"""

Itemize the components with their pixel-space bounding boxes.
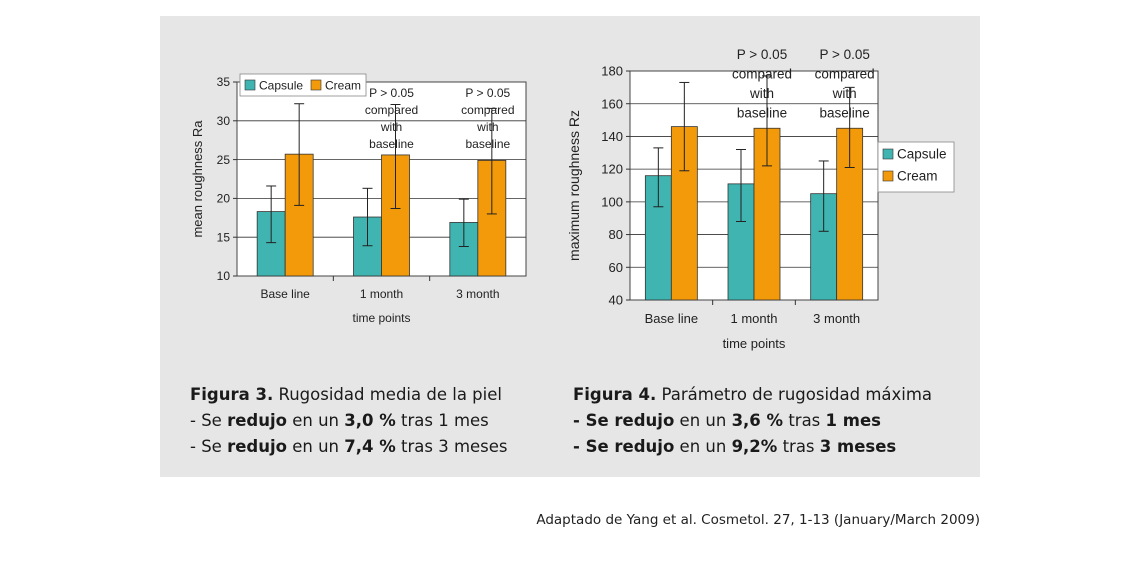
y-tick-label: 30: [217, 114, 231, 128]
y-tick-label: 180: [601, 64, 623, 79]
caption-text: en un: [674, 411, 732, 430]
annotation-text: P > 0.05: [465, 86, 510, 100]
caption-figure-3-line-1: - Se redujo en un 3,0 % tras 1 mes: [190, 408, 550, 434]
caption-figure-4: Figura 4. Parámetro de rugosidad máxima …: [573, 382, 963, 460]
annotation-text: with: [476, 120, 498, 134]
y-tick-label: 40: [609, 293, 623, 308]
y-tick-label: 10: [217, 269, 231, 283]
annotation-text: with: [380, 120, 402, 134]
caption-bold: 3 meses: [819, 437, 897, 456]
caption-bold: 7,4 %: [344, 437, 396, 456]
caption-figure-4-line-2: - Se redujo en un 9,2% tras 3 meses: [573, 434, 963, 460]
legend-swatch-cream: [882, 170, 894, 182]
y-tick-label: 20: [217, 192, 231, 206]
caption-figure-4-title-bold: Figura 4.: [573, 385, 657, 404]
caption-bold: - Se redujo: [573, 437, 675, 456]
y-tick-label: 80: [609, 227, 623, 242]
y-tick-label: 160: [601, 96, 623, 111]
annotation-text: baseline: [737, 106, 787, 121]
bar-capsule-base-line: [256, 211, 286, 277]
chart-mean-roughness-svg: 10 15 20 25 30 35 Base line 1 month 3 month P > 0…: [190, 73, 527, 325]
x-tick-label: Base line: [260, 287, 310, 301]
caption-text: tras: [783, 411, 826, 430]
caption-text: en un: [674, 437, 732, 456]
annotation-text: compared: [815, 67, 875, 82]
chart-maximum-roughness-svg: 40 60 80 100 120 140 160 180 Base line 1 month 3 m…: [566, 47, 955, 351]
legend-box: [239, 73, 367, 97]
caption-figure-3-title-bold: Figura 3.: [190, 385, 274, 404]
y-axis-title: maximum roughness Rz: [566, 110, 582, 261]
annotation-text: P > 0.05: [737, 47, 787, 62]
legend-swatch-capsule: [882, 148, 894, 160]
annotation-text: with: [832, 86, 857, 101]
legend-swatch-capsule: [244, 79, 256, 91]
x-axis-title: time points: [352, 311, 410, 325]
y-tick-label: 140: [601, 129, 623, 144]
chart-mean-roughness: 10 15 20 25 30 35 Base line 1 month 3 month P > 0…: [190, 70, 540, 330]
y-tick-label: 120: [601, 162, 623, 177]
x-axis-title: time points: [723, 336, 786, 351]
x-tick-label: 3 month: [813, 311, 860, 326]
caption-text: en un: [286, 411, 345, 430]
caption-figure-4-line-1: - Se redujo en un 3,6 % tras 1 mes: [573, 408, 963, 434]
caption-text: tras 1 mes: [395, 411, 489, 430]
caption-figure-3-title: Figura 3. Rugosidad media de la piel: [190, 382, 550, 408]
source-citation: Adaptado de Yang et al. Cosmetol. 27, 1-…: [536, 512, 980, 528]
x-tick-label: 1 month: [360, 287, 403, 301]
legend-label-cream: Cream: [897, 169, 938, 184]
legend-label-capsule: Capsule: [259, 79, 303, 93]
caption-text: tras: [777, 437, 820, 456]
caption-bold: 3,6 %: [731, 411, 784, 430]
annotation-text: P > 0.05: [369, 86, 414, 100]
caption-figure-4-title: Figura 4. Parámetro de rugosidad máxima: [573, 382, 963, 408]
caption-text: - Se: [190, 437, 228, 456]
caption-figure-3-line-2: - Se redujo en un 7,4 % tras 3 meses: [190, 434, 550, 460]
y-tick-label: 35: [217, 75, 231, 89]
caption-bold: - Se redujo: [573, 411, 675, 430]
caption-text: - Se: [190, 411, 228, 430]
caption-text: tras 3 meses: [395, 437, 508, 456]
annotation-text: compared: [732, 67, 792, 82]
caption-text: en un: [286, 437, 345, 456]
caption-bold: redujo: [227, 411, 287, 430]
annotation-text: P > 0.05: [819, 47, 869, 62]
caption-figure-4-title-rest: Parámetro de rugosidad máxima: [656, 385, 933, 404]
caption-figure-3-title-rest: Rugosidad media de la piel: [273, 385, 502, 404]
x-tick-label: Base line: [645, 311, 698, 326]
legend-label-cream: Cream: [325, 79, 361, 93]
y-tick-label: 60: [609, 260, 623, 275]
chart-maximum-roughness: 40 60 80 100 120 140 160 180 Base line 1 month 3 m…: [565, 40, 965, 360]
y-tick-label: 25: [217, 153, 231, 167]
annotation-text: compared: [365, 103, 418, 117]
y-tick-label: 15: [217, 230, 231, 244]
x-tick-label: 3 month: [456, 287, 499, 301]
caption-bold: redujo: [227, 437, 287, 456]
caption-bold: 1 mes: [825, 411, 881, 430]
bar-cream-base-line: [284, 153, 314, 277]
annotation-text: compared: [461, 103, 514, 117]
annotation-text: baseline: [465, 137, 510, 151]
caption-bold: 3,0 %: [344, 411, 396, 430]
legend-label-capsule: Capsule: [897, 147, 947, 162]
annotation-text: baseline: [369, 137, 414, 151]
caption-figure-3: Figura 3. Rugosidad media de la piel - S…: [190, 382, 550, 460]
y-axis-title: mean roughness Ra: [190, 120, 205, 238]
legend-swatch-cream: [310, 79, 322, 91]
annotation-text: baseline: [820, 106, 870, 121]
annotation-text: with: [749, 86, 774, 101]
caption-bold: 9,2%: [731, 437, 778, 456]
x-tick-label: 1 month: [731, 311, 778, 326]
y-tick-label: 100: [601, 194, 623, 209]
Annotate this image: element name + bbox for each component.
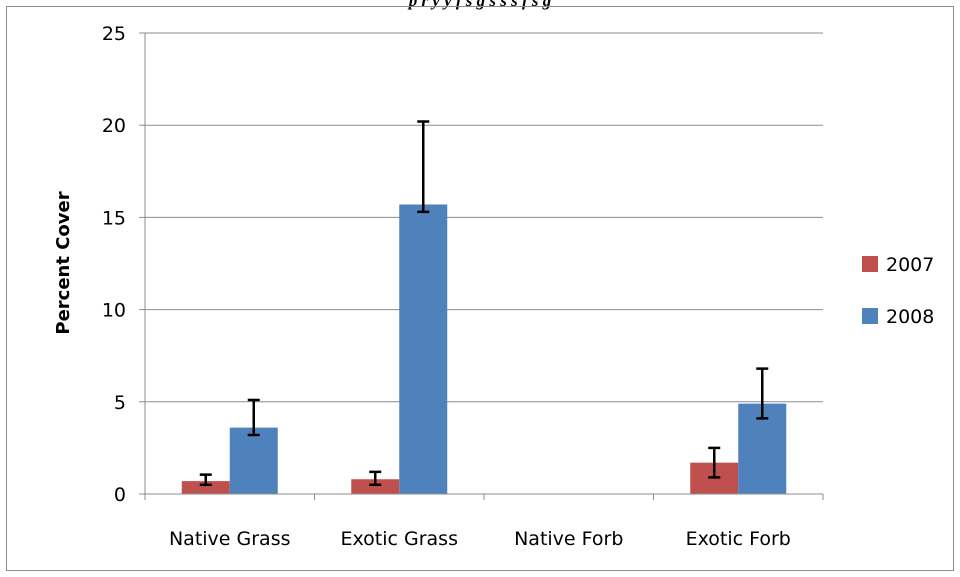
- axes: [139, 32, 824, 500]
- category-labels: Native Grass Exotic Grass Native Forb Exoti…: [169, 528, 791, 550]
- y-tick-label: 20: [102, 115, 126, 137]
- y-tick-label: 25: [102, 23, 126, 45]
- legend-label: 2007: [886, 254, 934, 276]
- legend-swatch-2007: [862, 256, 878, 272]
- bar-2007: [351, 479, 400, 494]
- error-bars: [199, 120, 769, 487]
- chart-frame: [6, 6, 954, 571]
- category-label: Native Grass: [169, 528, 291, 550]
- category-label: Exotic Grass: [341, 528, 458, 550]
- category-label: Native Forb: [514, 528, 623, 550]
- bar-2008: [229, 427, 278, 494]
- bar-2007: [181, 481, 230, 494]
- y-tick-labels: 0 5 10 15 20 25: [102, 23, 126, 506]
- bar-2008: [399, 204, 448, 494]
- y-tick-label: 10: [102, 300, 126, 322]
- bars: [181, 204, 787, 494]
- clipped-caption-text: p r y y f s g s s s f s g: [408, 0, 552, 10]
- y-tick-label: 15: [102, 207, 126, 229]
- gridlines: [145, 32, 823, 403]
- legend-swatch-2008: [862, 308, 878, 324]
- y-tick-label: 0: [114, 484, 126, 506]
- category-label: Exotic Forb: [686, 528, 791, 550]
- y-tick-label: 5: [114, 392, 126, 414]
- legend-label: 2008: [886, 306, 934, 328]
- y-axis-label: Percent Cover: [53, 191, 74, 334]
- legend: 2007 2008: [862, 254, 934, 328]
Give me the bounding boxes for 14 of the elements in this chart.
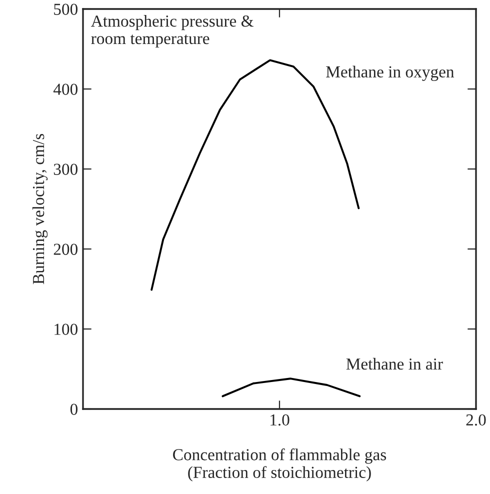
y-tick-label: 300 — [54, 164, 78, 175]
series-label: Methane in air — [346, 358, 443, 370]
x-tick-label: 2.0 — [466, 414, 486, 426]
annotation: Atmospheric pressure & room temperature — [91, 15, 254, 48]
y-tick-label: 100 — [54, 324, 78, 335]
y-tick-label: 200 — [54, 244, 78, 255]
y-tick-label: 500 — [54, 4, 78, 15]
x-tick-label: 1.0 — [270, 414, 290, 426]
y-tick-label: 400 — [53, 84, 78, 95]
line-series — [222, 378, 361, 398]
y-tick-label: 0 — [70, 404, 78, 415]
series-label: Methane in oxygen — [326, 66, 454, 81]
y-axis-title: Burning velocity, cm/s — [32, 134, 48, 284]
x-axis-title: Concentration of flammable gas (Fraction of stoichiometric) — [173, 448, 386, 482]
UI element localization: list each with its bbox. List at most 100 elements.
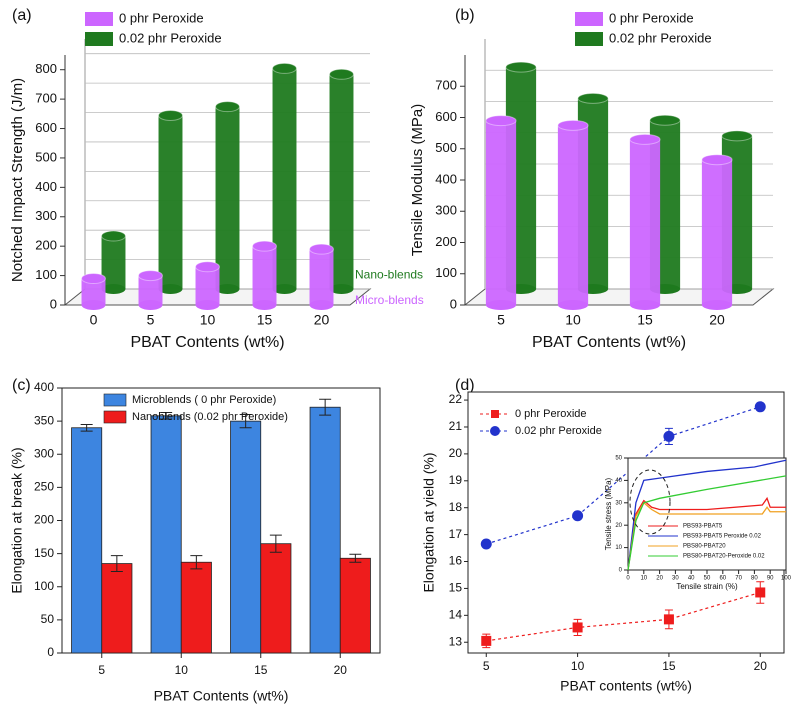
legend-label: 0.02 phr Peroxide xyxy=(609,30,712,45)
error-bar xyxy=(190,555,203,570)
error-bar xyxy=(160,412,173,420)
x-axis-label: PBAT Contents (wt%) xyxy=(130,334,284,351)
y-axis-label: Elongation at yield (%) xyxy=(420,452,436,592)
panel: (c) 0 50 100 150 200 250 300 350 400 Microblends (… xyxy=(9,377,381,704)
error-bar xyxy=(269,534,282,553)
y-tick-label: 300 xyxy=(34,446,54,460)
legend-swatch xyxy=(103,393,127,407)
y-tick-label: 100 xyxy=(34,579,54,593)
x-tick-label: 20 xyxy=(754,659,768,673)
y-tick-label: 800 xyxy=(35,61,57,76)
series-line xyxy=(627,496,786,571)
legend-swatch xyxy=(103,410,127,424)
y-tick-label: 13 xyxy=(449,634,463,648)
x-tick-label: 60 xyxy=(719,576,726,582)
panel-label: (c) xyxy=(12,377,31,394)
y-tick-label: 17 xyxy=(449,527,463,541)
y-tick-label: 500 xyxy=(435,140,457,155)
bar-top xyxy=(309,243,334,255)
bar xyxy=(195,266,220,305)
bar-top xyxy=(215,101,240,113)
y-tick-label: 21 xyxy=(449,419,463,433)
y-tick-label: 700 xyxy=(435,78,457,93)
x-tick-label: 20 xyxy=(334,663,348,677)
legend-label: 0 phr Peroxide xyxy=(515,408,587,420)
legend-swatch xyxy=(85,12,113,26)
x-tick-label: 15 xyxy=(257,312,273,328)
bar-top xyxy=(329,68,354,80)
series-line xyxy=(486,591,761,642)
y-tick-label: 200 xyxy=(35,238,57,253)
bar xyxy=(71,427,103,654)
bar-top xyxy=(485,115,517,127)
x-tick-label: 10 xyxy=(565,312,581,328)
y-tick-label: 200 xyxy=(435,234,457,249)
bar xyxy=(272,68,297,289)
error-bar xyxy=(80,423,93,432)
marker xyxy=(755,587,766,598)
bar-top xyxy=(701,154,733,166)
x-tick-label: 30 xyxy=(672,576,679,582)
x-tick-label: 10 xyxy=(200,312,216,328)
bar-top xyxy=(505,61,537,73)
x-tick-label: 10 xyxy=(571,659,585,673)
y-axis-label: Elongation at break (%) xyxy=(9,447,25,593)
bar xyxy=(629,139,661,305)
marker xyxy=(572,510,584,522)
series-line xyxy=(486,406,761,545)
legend-label: 0 phr Peroxide xyxy=(609,10,694,25)
y-tick-label: 19 xyxy=(449,473,463,487)
bar-top xyxy=(577,92,609,104)
bar-top xyxy=(272,62,297,74)
y-tick-label: 15 xyxy=(449,581,463,595)
y-tick-label: 300 xyxy=(435,203,457,218)
x-tick-label: 5 xyxy=(483,659,490,673)
x-tick-label: 5 xyxy=(98,663,105,677)
x-tick-label: 0 xyxy=(90,312,98,328)
x-tick-label: 0 xyxy=(626,576,630,582)
y-tick-label: 30 xyxy=(615,500,622,506)
x-tick-label: 20 xyxy=(314,312,330,328)
legend-label: Microblends ( 0 phr Peroxide) xyxy=(132,394,276,406)
bar-top xyxy=(721,130,753,142)
bar xyxy=(230,420,262,654)
x-tick-label: 10 xyxy=(175,663,189,677)
bar-top xyxy=(138,270,163,282)
bar xyxy=(309,406,341,654)
legend-label: PBS93-PBAT5 xyxy=(683,524,723,530)
y-tick-label: 250 xyxy=(34,480,54,494)
y-tick-label: 500 xyxy=(35,149,57,164)
error-bar xyxy=(110,555,123,573)
y-tick-label: 400 xyxy=(435,171,457,186)
x-tick-label: 90 xyxy=(767,576,774,582)
y-tick-label: 22 xyxy=(449,392,463,406)
x-tick-label: 40 xyxy=(688,576,695,582)
x-axis-label: Tensile strain (%) xyxy=(676,582,738,591)
y-tick-label: 150 xyxy=(34,546,54,560)
marker xyxy=(663,614,674,625)
bar xyxy=(150,415,182,654)
x-tick-label: 20 xyxy=(709,312,725,328)
y-tick-label: 600 xyxy=(435,109,457,124)
bar xyxy=(138,275,163,305)
legend-swatch xyxy=(85,32,113,46)
panel-label: (a) xyxy=(12,7,32,24)
x-tick-label: 15 xyxy=(662,659,676,673)
y-tick-label: 10 xyxy=(615,545,622,551)
y-tick-label: 200 xyxy=(34,513,54,527)
y-tick-label: 16 xyxy=(449,554,463,568)
x-tick-label: 10 xyxy=(640,576,647,582)
y-tick-label: 100 xyxy=(35,267,57,282)
bar xyxy=(329,74,354,289)
y-tick-label: 14 xyxy=(449,608,463,622)
x-tick-label: 20 xyxy=(656,576,663,582)
x-tick-label: 5 xyxy=(497,312,505,328)
y-tick-label: 20 xyxy=(615,523,622,529)
y-axis-label: Tensile Modulus (MPa) xyxy=(409,104,426,257)
marker xyxy=(754,401,766,413)
bar xyxy=(260,543,292,654)
x-tick-label: 15 xyxy=(254,663,268,677)
y-tick-label: 100 xyxy=(435,265,457,280)
marker xyxy=(572,622,583,633)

"""

▶ **Given task**
Return the data lines unchanged, starting at the line that contains "y-tick-label: 300 — [54, 164, 78, 175]" and ending after the line that contains "y-tick-label: 500 — [54, 4, 78, 15]".

▶ **Problem solution**
y-tick-label: 300 — [54, 164, 78, 175]
series-label: Methane in air — [346, 358, 443, 370]
x-tick-label: 2.0 — [466, 414, 486, 426]
annotation: Atmospheric pressure & room temperature — [91, 15, 254, 48]
y-tick-label: 100 — [54, 324, 78, 335]
y-tick-label: 200 — [54, 244, 78, 255]
y-tick-label: 500 — [54, 4, 78, 15]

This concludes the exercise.